What you need to do — In the data from the line with "Find all labels, buttons, inputs, and" up to and including the line with "title-divider [62,71,672,77]", replace "code-line" with "source-line" and reproduce those lines with nothing else altered. Leave out the pictures.

The data —
▽

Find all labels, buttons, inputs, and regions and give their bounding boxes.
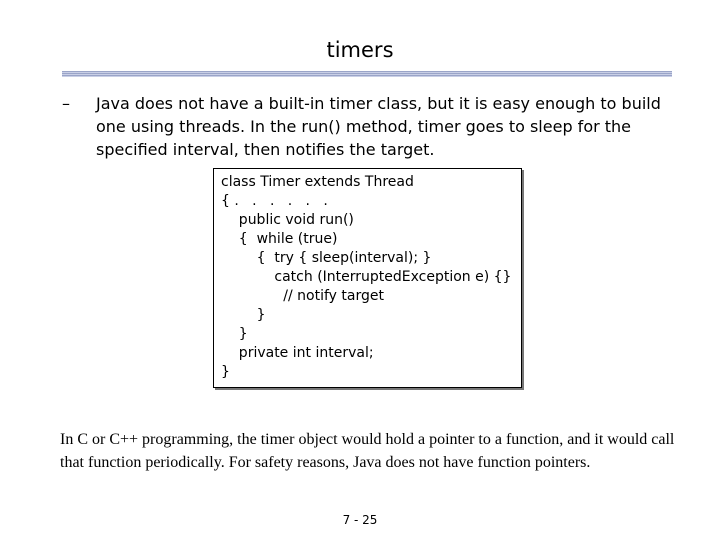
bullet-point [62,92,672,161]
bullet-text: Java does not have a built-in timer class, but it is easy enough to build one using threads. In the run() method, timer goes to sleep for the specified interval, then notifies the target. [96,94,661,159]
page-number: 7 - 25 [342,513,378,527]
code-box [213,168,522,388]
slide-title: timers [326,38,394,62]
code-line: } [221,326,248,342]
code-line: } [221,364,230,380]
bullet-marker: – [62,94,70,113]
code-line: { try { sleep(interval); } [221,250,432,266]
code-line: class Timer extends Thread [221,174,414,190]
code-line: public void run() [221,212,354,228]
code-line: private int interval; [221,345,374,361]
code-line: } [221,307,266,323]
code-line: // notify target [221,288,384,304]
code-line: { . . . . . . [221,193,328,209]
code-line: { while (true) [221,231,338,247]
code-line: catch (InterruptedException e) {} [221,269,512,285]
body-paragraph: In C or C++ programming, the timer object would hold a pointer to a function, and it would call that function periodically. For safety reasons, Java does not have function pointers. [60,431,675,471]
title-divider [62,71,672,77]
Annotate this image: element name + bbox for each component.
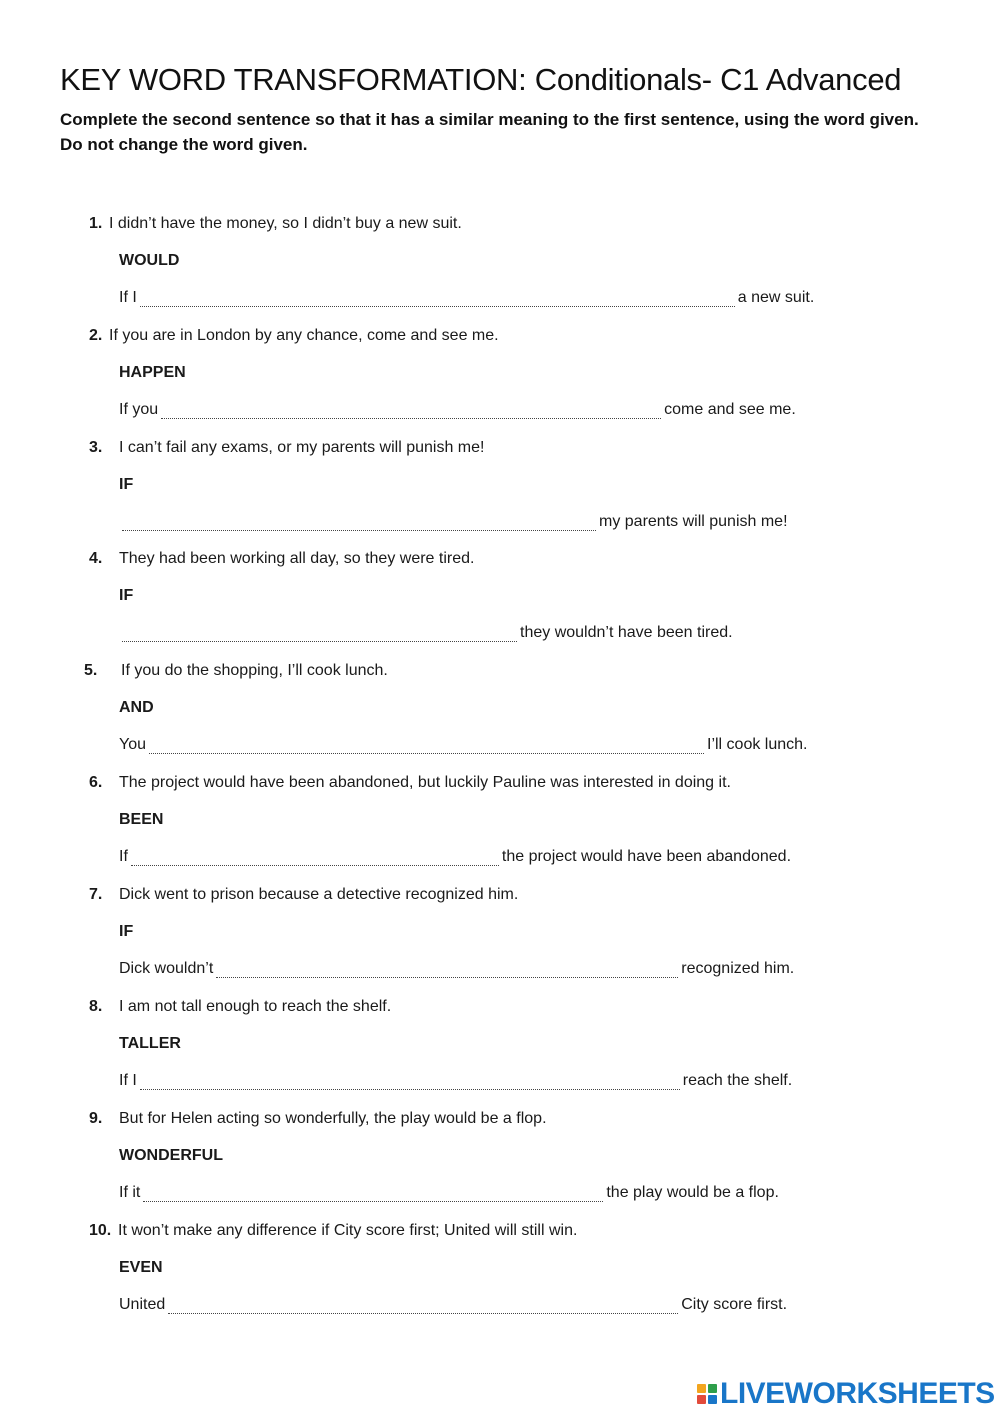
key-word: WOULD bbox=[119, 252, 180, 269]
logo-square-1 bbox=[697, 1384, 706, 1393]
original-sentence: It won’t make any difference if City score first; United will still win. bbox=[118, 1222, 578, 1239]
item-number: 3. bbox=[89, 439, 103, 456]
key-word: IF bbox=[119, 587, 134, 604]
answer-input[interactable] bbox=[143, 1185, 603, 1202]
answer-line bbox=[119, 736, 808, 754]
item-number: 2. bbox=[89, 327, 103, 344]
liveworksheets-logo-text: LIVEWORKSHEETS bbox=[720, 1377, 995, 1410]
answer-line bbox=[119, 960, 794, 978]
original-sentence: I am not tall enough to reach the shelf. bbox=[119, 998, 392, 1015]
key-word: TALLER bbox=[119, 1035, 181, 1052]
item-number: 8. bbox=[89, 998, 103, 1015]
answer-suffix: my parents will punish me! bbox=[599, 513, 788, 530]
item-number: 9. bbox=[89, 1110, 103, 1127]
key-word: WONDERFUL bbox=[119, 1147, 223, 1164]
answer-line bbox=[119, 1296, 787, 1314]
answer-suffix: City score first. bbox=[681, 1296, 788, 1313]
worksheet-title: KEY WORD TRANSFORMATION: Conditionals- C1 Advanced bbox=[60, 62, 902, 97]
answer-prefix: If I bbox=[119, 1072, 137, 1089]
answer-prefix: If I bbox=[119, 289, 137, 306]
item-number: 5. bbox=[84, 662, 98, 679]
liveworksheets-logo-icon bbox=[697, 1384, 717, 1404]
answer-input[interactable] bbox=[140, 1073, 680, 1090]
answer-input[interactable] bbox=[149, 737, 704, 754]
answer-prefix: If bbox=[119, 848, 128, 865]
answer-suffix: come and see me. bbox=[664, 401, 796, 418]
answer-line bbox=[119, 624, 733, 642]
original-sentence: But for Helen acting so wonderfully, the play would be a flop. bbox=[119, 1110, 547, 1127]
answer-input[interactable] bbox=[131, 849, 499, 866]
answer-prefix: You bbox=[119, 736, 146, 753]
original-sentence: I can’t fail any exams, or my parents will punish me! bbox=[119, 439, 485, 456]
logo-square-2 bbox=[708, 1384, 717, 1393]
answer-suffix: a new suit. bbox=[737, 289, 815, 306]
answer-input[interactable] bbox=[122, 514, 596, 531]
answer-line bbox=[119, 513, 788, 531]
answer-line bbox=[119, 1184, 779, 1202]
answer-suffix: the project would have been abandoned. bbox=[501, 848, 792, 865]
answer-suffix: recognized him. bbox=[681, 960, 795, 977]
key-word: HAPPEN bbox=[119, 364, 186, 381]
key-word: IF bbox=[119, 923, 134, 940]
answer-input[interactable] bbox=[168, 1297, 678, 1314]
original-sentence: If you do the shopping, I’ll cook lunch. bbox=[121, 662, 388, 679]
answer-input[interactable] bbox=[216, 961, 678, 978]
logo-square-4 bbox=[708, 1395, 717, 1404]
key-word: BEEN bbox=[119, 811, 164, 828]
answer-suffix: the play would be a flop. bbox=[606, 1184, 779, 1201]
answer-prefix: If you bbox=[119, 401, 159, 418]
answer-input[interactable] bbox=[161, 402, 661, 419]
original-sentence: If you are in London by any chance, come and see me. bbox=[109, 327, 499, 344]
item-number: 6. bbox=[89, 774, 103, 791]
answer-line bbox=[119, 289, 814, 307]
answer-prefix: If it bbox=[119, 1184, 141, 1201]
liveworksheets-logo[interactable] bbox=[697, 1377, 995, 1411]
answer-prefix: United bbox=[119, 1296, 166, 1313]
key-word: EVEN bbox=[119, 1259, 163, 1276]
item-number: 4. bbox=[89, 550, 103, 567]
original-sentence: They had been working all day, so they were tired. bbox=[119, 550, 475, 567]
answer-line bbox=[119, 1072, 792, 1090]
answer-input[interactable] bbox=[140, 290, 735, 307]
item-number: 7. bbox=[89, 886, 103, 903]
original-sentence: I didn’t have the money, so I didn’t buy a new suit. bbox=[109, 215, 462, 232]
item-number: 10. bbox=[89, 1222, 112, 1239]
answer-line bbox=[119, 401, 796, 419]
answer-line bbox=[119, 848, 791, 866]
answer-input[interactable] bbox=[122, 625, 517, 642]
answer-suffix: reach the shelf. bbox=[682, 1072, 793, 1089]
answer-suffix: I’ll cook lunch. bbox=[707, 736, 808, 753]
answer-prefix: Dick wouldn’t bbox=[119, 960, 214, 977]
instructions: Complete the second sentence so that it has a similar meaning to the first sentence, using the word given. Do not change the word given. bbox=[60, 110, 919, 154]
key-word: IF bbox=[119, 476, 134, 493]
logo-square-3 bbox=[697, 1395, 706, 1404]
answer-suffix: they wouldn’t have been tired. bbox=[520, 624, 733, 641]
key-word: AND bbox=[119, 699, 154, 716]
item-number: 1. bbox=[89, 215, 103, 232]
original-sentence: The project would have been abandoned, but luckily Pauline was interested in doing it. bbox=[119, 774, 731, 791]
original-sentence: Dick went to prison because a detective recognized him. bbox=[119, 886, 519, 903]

△
▽

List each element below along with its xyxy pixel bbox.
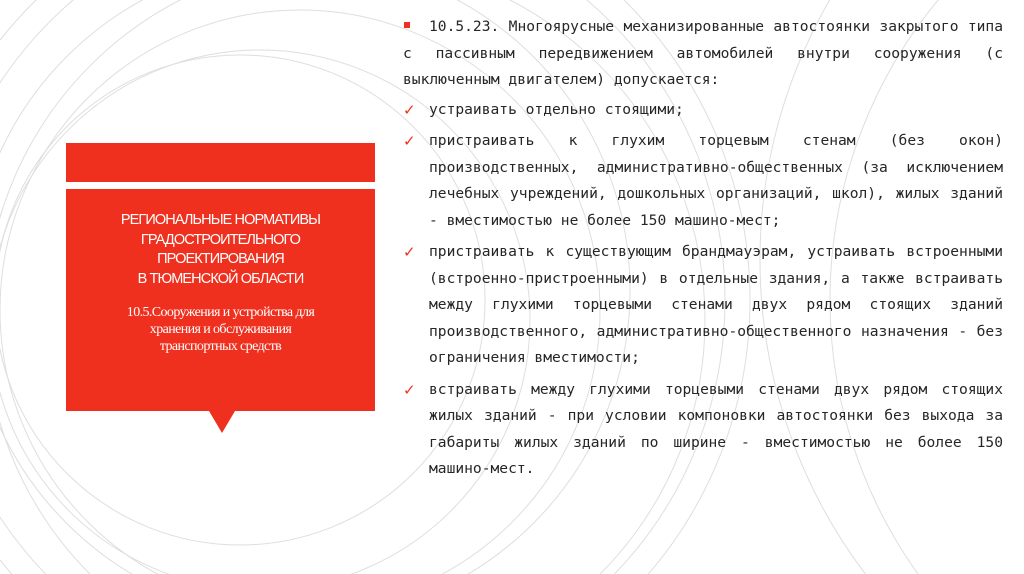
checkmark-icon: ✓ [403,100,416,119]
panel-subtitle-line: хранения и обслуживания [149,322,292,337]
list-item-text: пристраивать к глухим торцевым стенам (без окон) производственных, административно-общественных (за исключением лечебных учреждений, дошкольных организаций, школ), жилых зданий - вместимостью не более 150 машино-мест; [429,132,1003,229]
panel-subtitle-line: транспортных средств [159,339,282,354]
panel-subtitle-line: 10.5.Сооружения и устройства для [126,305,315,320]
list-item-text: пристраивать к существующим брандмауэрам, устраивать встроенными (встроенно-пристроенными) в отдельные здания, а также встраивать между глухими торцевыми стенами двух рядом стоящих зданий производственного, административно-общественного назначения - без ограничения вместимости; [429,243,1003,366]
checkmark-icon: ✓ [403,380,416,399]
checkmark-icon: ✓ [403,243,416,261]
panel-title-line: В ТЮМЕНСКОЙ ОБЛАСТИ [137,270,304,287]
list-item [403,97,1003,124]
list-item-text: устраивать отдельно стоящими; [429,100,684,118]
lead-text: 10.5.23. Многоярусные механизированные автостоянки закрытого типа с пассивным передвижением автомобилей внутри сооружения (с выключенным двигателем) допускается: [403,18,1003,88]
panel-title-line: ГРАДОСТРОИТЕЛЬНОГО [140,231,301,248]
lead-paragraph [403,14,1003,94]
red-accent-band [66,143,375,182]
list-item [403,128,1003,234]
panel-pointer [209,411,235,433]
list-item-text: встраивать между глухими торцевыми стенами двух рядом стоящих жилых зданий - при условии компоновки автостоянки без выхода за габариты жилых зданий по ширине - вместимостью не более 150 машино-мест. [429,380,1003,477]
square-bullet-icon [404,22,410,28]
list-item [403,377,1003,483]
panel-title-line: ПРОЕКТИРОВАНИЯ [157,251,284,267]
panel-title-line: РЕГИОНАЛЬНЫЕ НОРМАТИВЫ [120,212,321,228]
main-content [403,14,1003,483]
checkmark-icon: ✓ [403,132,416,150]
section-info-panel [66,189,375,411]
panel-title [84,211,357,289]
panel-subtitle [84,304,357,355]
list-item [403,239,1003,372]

△
▽

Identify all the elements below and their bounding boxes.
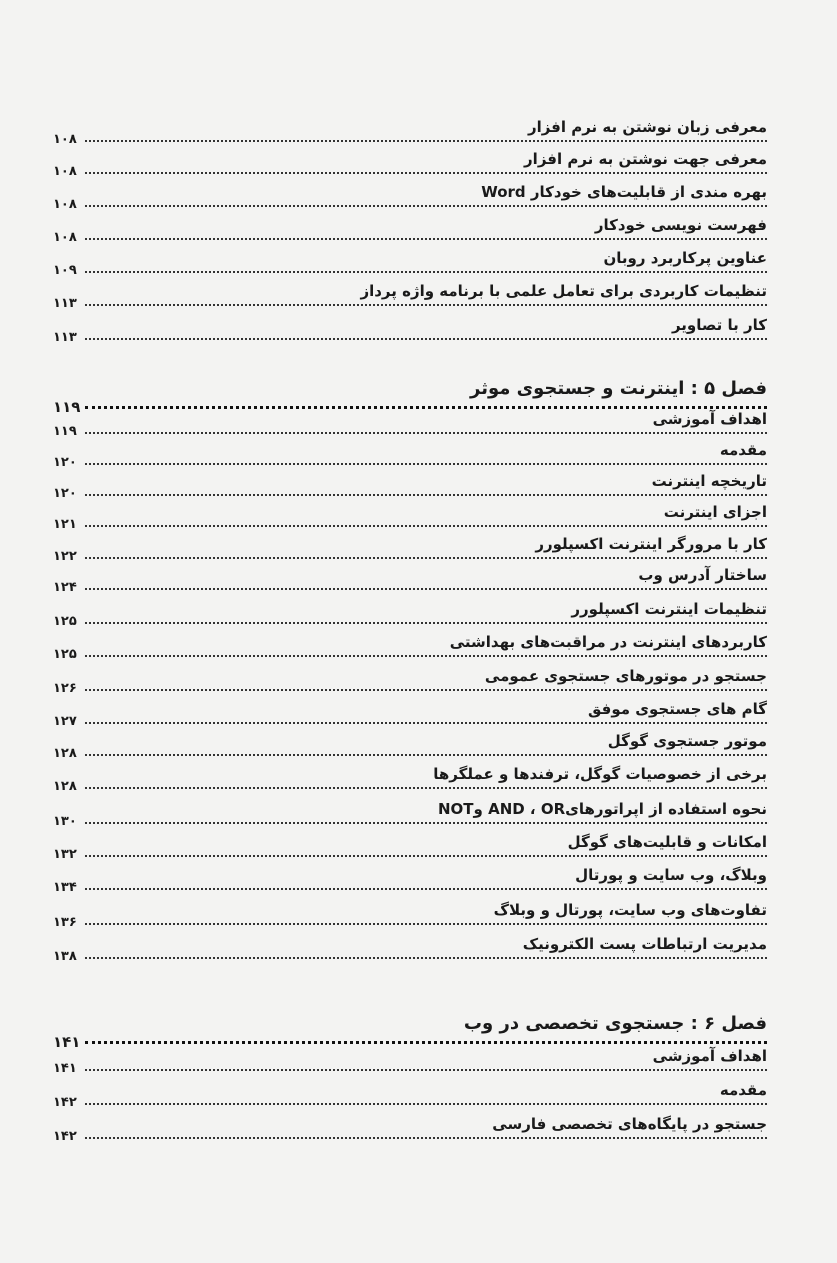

△

Exercise solution —
Find all labels, buttons, inputs, and regions and give their bounding boxes.
bullet-point [62,92,672,161]
bullet-text: Java does not have a built-in timer class, but it is easy enough to build one using threads. In the run() method, timer goes to sleep for the specified interval, then notifies the target. [96,94,661,159]
page-number: 7 - 25 [342,513,378,527]
code-box [213,168,522,388]
slide-title: timers [326,38,394,62]
source-line: } [221,326,248,342]
source-line: } [221,364,230,380]
bullet-marker: – [62,94,70,113]
source-line: { try { sleep(interval); } [221,250,432,266]
source-line: class Timer extends Thread [221,174,414,190]
source-line: public void run() [221,212,354,228]
source-line: private int interval; [221,345,374,361]
source-line: } [221,307,266,323]
source-line: // notify target [221,288,384,304]
source-line: { . . . . . . [221,193,328,209]
source-line: { while (true) [221,231,338,247]
source-line: catch (InterruptedException e) {} [221,269,512,285]
body-paragraph: In C or C++ programming, the timer object would hold a pointer to a function, and it would call that function periodically. For safety reasons, Java does not have function pointers. [60,431,675,471]
title-divider [62,71,672,77]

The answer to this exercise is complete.